— WORK TO COMPLETE —
Could you copy every line from the material below in which "لدينا" appears?

_ _ _ _

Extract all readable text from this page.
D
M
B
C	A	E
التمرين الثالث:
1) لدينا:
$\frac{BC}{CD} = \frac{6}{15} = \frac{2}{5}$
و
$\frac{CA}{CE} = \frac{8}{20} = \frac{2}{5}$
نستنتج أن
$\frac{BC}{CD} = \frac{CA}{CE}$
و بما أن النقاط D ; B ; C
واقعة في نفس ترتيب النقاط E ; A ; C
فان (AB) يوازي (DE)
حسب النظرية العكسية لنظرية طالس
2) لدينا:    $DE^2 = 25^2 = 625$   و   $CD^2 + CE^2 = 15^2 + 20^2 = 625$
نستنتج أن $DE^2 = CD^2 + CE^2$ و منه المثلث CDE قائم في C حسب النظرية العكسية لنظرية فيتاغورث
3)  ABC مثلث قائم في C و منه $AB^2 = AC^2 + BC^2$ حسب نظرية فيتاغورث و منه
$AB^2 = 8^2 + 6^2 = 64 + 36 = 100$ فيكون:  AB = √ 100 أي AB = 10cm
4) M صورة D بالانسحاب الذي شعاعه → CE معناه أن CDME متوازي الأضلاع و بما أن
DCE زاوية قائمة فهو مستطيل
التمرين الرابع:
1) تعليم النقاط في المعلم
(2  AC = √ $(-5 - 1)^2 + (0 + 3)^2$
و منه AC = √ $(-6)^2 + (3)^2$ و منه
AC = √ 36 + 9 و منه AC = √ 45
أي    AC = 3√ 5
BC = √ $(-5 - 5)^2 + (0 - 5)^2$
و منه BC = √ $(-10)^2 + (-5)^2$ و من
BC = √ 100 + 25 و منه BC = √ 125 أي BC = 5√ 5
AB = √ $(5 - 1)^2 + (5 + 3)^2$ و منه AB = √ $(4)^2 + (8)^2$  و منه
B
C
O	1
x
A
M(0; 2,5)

_ _ _ _

— TASK OUTPUT —
1) لدينا:
2) لدينا:    $DE^2 = 25^2 = 625$   و   $CD^2 + CE^2 = 15^2 + 20^2 = 625$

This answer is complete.